## Exercise objective
Filter the listing and keep only the lines with the word "допуни".

Records from a dataset:
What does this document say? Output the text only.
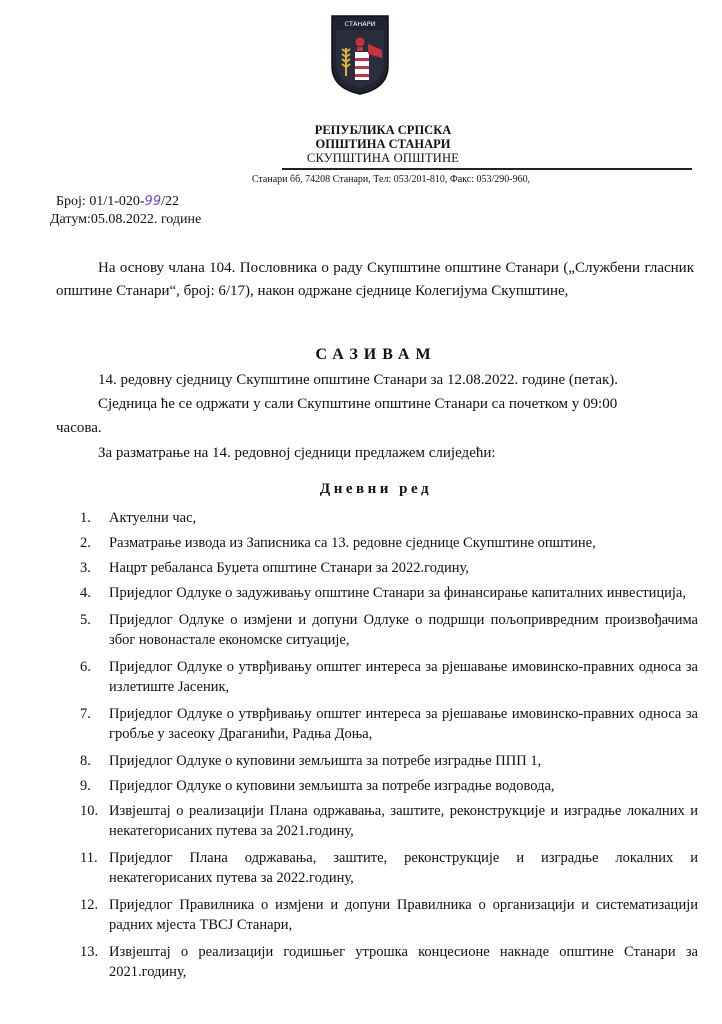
СТАНАРИ
РЕПУБЛИКА СРПСКА
ОПШТИНА СТАНАРИ
СКУПШТИНА ОПШТИНЕ
Станари бб, 74208 Станари, Тел: 053/201-810, Факс: 053/290-960,
Број: 01/1-020-99/22
Датум:05.08.2022. године
На основу члана 104. Пословника о раду Скупштине општине Станари („Службени гласник општине Станари“, број: 6/17), након одржане сједнице Колегијума Скупштине,
САЗИВАМ
14. редовну сједницу Скупштине општине Станари за 12.08.2022. године (петак).
Сједница ће се одржати у сали Скупштине општине Станари са почетком у 09:00
часова.
За разматрање на 14. редовној сједници предлажем слиједећи:
Дневни ред
1.	Актуелни час,
2.	Разматрање извода из Записника са 13. редовне сједнице Скупштине општине,
3.	Нацрт ребаланса Буџета општине Станари за 2022.годину,
4.	Приједлог Одлуке о задуживању општине Станари за финансирање капиталних инвестиција,
5.	Приједлог Одлуке о измјени и допуни Одлуке о подршци пољопривредним произвођачима због новонастале економске ситуације,
6.	Приједлог Одлуке о утврђивању општег интереса за рјешавање имовинско-правних односа за излетиште Јасеник,
7.	Приједлог Одлуке о утврђивању општег интереса за рјешавање имовинско-правних односа за гробље у засеоку Драганићи, Радња Доња,
8.	Приједлог Одлуке о куповини земљишта за потребе изградње ППП 1,
9.	Приједлог Одлуке о куповини земљишта за потребе изградње водовода,
10. Извјештај о реализацији Плана одржавања, заштите, реконструкције и изградње локалних и некатегорисаних путева за 2021.годину,
11. Приједлог Плана одржавања, заштите, реконструкције и изградње локалних и некатегорисаних путева за 2022.годину,
12. Приједлог Правилника о измјени и допуни Правилника о организацији и систематизацији радних мјеста ТВСЈ Станари,
13. Извјештај о реализацији годишњег утрошка концесионе накнаде општине Станари за 2021.годину,
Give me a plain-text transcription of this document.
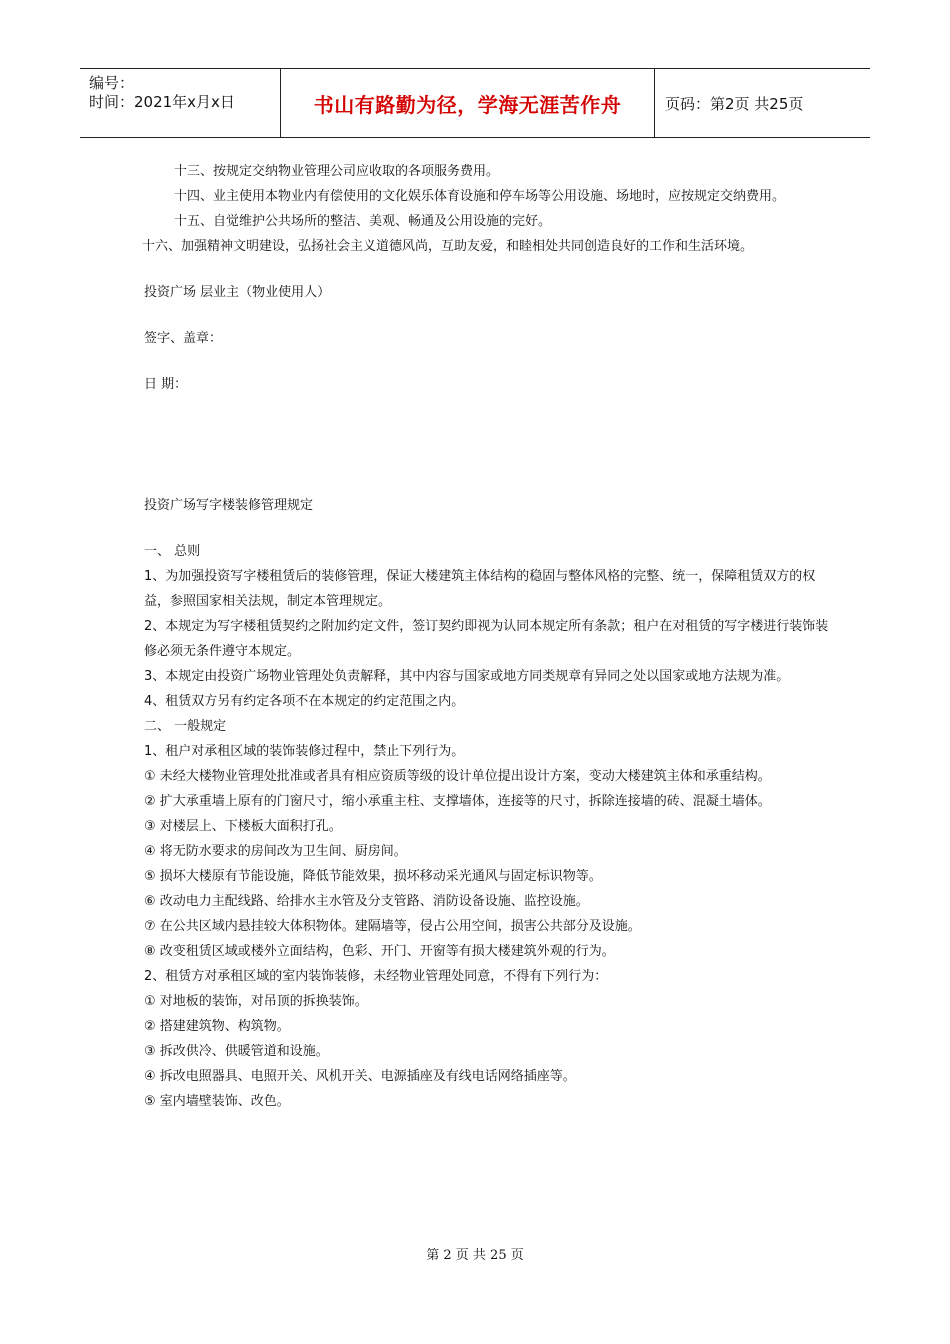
编号：
时间：2021年x月x日	书山有路勤为径，学海无涯苦作舟	页码：第2页 共25页

十三、按规定交纳物业管理公司应收取的各项服务费用。

十四、业主使用本物业内有偿使用的文化娱乐体育设施和停车场等公用设施、场地时，应按规定交纳费用。

十五、自觉维护公共场所的整洁、美观、畅通及公用设施的完好。

十六、加强精神文明建设，弘扬社会主义道德风尚，互助友爱，和睦相处共同创造良好的工作和生活环境。

投资广场 层业主（物业使用人）

签字、盖章：

日 期：

投资广场写字楼装修管理规定

一、 总则

1、为加强投资写字楼租赁后的装修管理，保证大楼建筑主体结构的稳固与整体风格的完整、统一，保障租赁双方的权益，参照国家相关法规，制定本管理规定。

2、本规定为写字楼租赁契约之附加约定文件，签订契约即视为认同本规定所有条款；租户在对租赁的写字楼进行装饰装修必须无条件遵守本规定。

3、本规定由投资广场物业管理处负责解释，其中内容与国家或地方同类规章有异同之处以国家或地方法规为准。

4、租赁双方另有约定各项不在本规定的约定范围之内。

二、 一般规定

1、租户对承租区域的装饰装修过程中，禁止下列行为。

① 未经大楼物业管理处批准或者具有相应资质等级的设计单位提出设计方案，变动大楼建筑主体和承重结构。

② 扩大承重墙上原有的门窗尺寸，缩小承重主柱、支撑墙体，连接等的尺寸，拆除连接墙的砖、混凝土墙体。

③ 对楼层上、下楼板大面积打孔。

④ 将无防水要求的房间改为卫生间、厨房间。

⑤ 损坏大楼原有节能设施，降低节能效果，损坏移动采光通风与固定标识物等。

⑥ 改动电力主配线路、给排水主水管及分支管路、消防设备设施、监控设施。

⑦ 在公共区域内悬挂较大体积物体。建隔墙等，侵占公用空间，损害公共部分及设施。

⑧ 改变租赁区域或楼外立面结构，色彩、开门、开窗等有损大楼建筑外观的行为。

2、租赁方对承租区域的室内装饰装修，未经物业管理处同意，不得有下列行为：

① 对地板的装饰，对吊顶的拆换装饰。

② 搭建建筑物、构筑物。

③ 拆改供冷、供暖管道和设施。

④ 拆改电照器具、电照开关、风机开关、电源插座及有线电话网络插座等。

⑤ 室内墙壁装饰、改色。

第 2 页 共 25 页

## Written solution
5.	Приједлог Одлуке о измјени и допуни Одлуке о подршци пољопривредним произвођачима због новонастале економске ситуације,
12. Приједлог Правилника о измјени и допуни Правилника о организацији и систематизацији радних мјеста ТВСЈ Станари,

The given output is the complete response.